What the task requires
Reproduce the material below from its start through the line containing "x-tick-label: 10 (207, 353, 219, 364)", swapping "PROPORTION" for "SHARE" and leaving everything else unchanged.
□ □ □
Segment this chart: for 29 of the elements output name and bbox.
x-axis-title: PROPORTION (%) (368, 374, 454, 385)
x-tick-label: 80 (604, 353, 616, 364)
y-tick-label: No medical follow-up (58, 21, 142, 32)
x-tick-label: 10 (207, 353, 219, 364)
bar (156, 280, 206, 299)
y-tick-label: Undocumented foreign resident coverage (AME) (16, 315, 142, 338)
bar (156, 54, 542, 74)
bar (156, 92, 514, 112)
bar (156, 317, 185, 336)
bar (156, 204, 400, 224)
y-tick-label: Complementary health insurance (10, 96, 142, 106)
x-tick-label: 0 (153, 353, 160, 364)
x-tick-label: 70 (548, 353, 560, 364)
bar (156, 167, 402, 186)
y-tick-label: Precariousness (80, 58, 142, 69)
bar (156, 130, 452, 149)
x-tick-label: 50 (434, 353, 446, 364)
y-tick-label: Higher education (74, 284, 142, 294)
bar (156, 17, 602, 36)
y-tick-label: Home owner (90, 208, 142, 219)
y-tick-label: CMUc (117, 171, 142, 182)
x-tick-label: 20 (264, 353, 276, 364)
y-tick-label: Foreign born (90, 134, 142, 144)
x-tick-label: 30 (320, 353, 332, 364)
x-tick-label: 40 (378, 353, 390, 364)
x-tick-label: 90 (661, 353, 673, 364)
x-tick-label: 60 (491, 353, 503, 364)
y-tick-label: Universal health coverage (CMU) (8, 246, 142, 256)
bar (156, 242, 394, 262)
□ □ □
Response to the task
Segment this chart: for 29 of the elements output name and bbox.
x-axis-title: SHARE (%) (368, 374, 454, 385)
x-tick-label: 80 (604, 353, 616, 364)
y-tick-label: No medical follow-up (58, 21, 142, 32)
x-tick-label: 10 (207, 353, 219, 364)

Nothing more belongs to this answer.